─── Records for the exercise ───
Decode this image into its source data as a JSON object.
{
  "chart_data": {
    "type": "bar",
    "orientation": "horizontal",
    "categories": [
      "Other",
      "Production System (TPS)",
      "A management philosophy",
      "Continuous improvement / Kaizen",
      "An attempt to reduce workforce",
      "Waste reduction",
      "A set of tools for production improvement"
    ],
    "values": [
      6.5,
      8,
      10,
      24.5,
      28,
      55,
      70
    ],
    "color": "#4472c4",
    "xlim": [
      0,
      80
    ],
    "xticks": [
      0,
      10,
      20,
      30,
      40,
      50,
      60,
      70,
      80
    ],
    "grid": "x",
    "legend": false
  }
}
───
◆ Short problem
Give back the data above exactly as it appears.

◆ Result of the exercise
Decode this image into its source data as a JSON object.
{
  "chart_data": {
    "type": "bar",
    "orientation": "horizontal",
    "categories": [
      "Other",
      "Production System (TPS)",
      "A management philosophy",
      "Continuous improvement / Kaizen",
      "An attempt to reduce workforce",
      "Waste reduction",
      "A set of tools for production improvement"
    ],
    "values": [
      6.5,
      8,
      10,
      24.5,
      28,
      55,
      70
    ],
    "color": "#4472c4",
    "xlim": [
      0,
      80
    ],
    "xticks": [
      0,
      10,
      20,
      30,
      40,
      50,
      60,
      70,
      80
    ],
    "grid": "x",
    "legend": false
  }
}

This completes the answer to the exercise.